begin

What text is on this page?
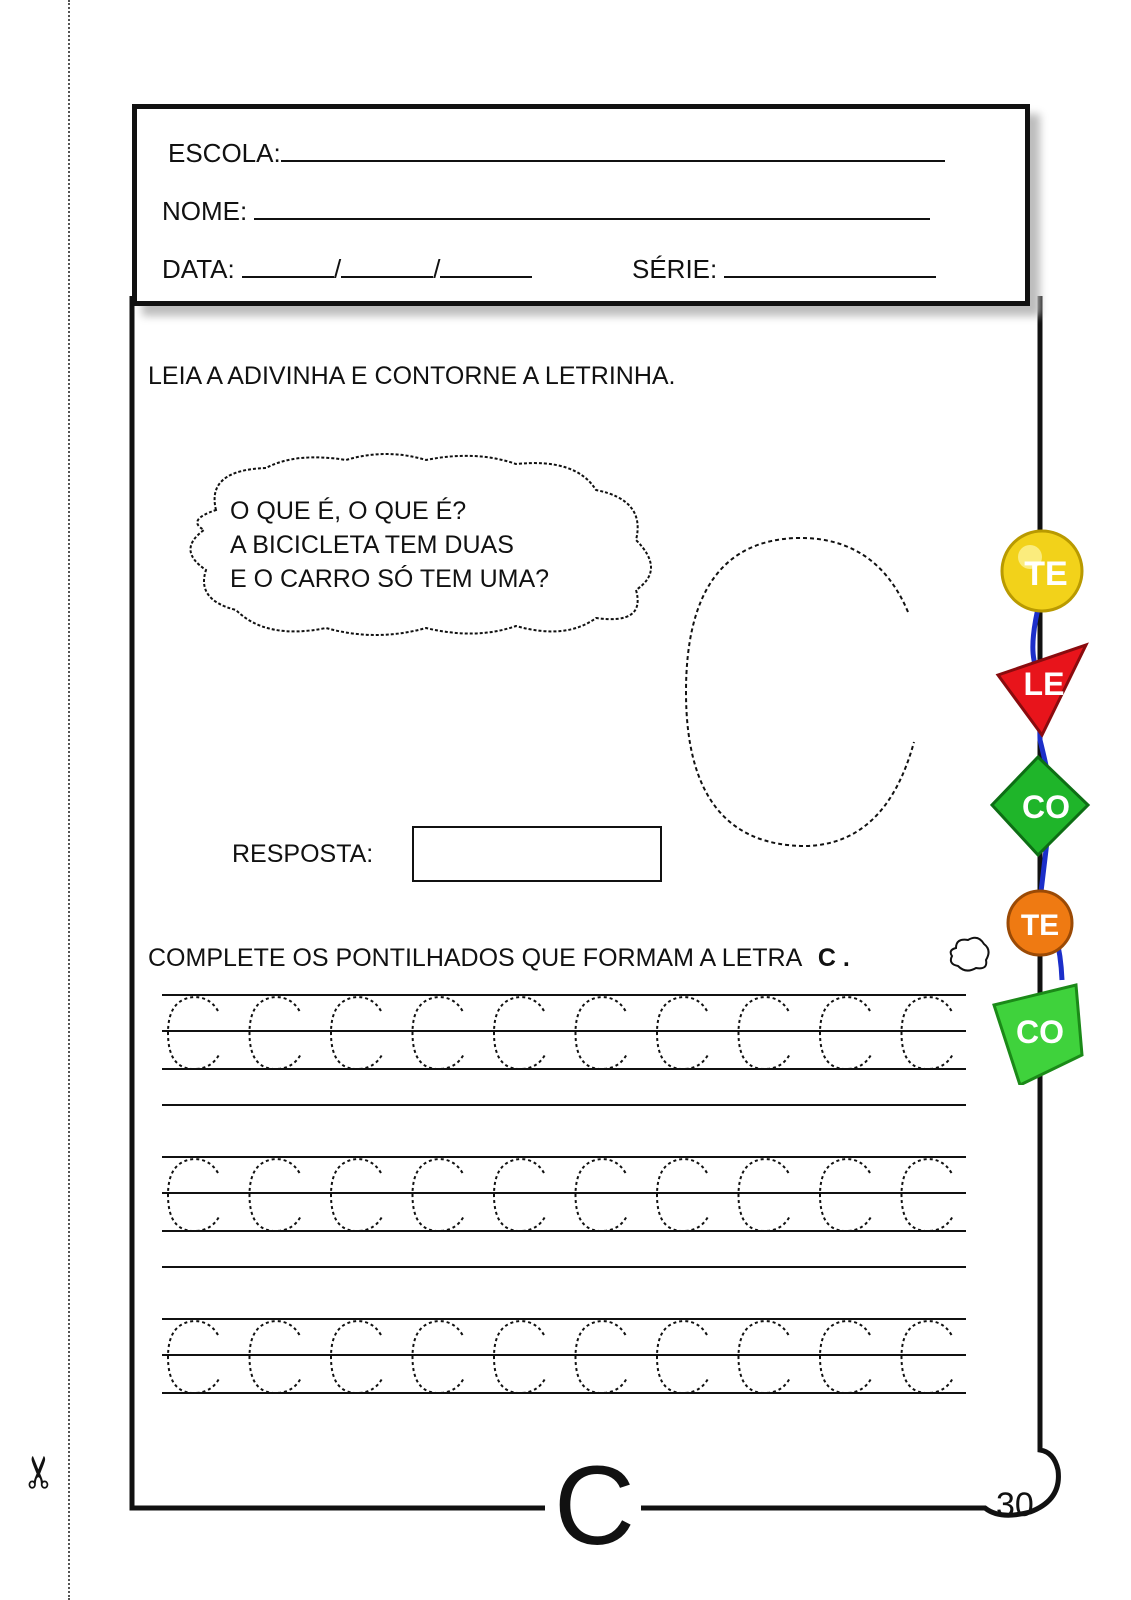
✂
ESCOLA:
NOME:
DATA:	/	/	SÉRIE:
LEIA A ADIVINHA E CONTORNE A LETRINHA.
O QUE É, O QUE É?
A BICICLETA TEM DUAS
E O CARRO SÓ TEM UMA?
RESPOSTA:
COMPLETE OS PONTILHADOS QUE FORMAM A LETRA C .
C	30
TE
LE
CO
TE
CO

end

Return the records exactly. Don't carry the pictures over.

What text is on this page?
✂
ESCOLA:
NOME:
DATA:	/	/	SÉRIE:
LEIA A ADIVINHA E CONTORNE A LETRINHA.
O QUE É, O QUE É?
A BICICLETA TEM DUAS
E O CARRO SÓ TEM UMA?
RESPOSTA:
COMPLETE OS PONTILHADOS QUE FORMAM A LETRA C .
C	30
TE
LE
CO
TE
CO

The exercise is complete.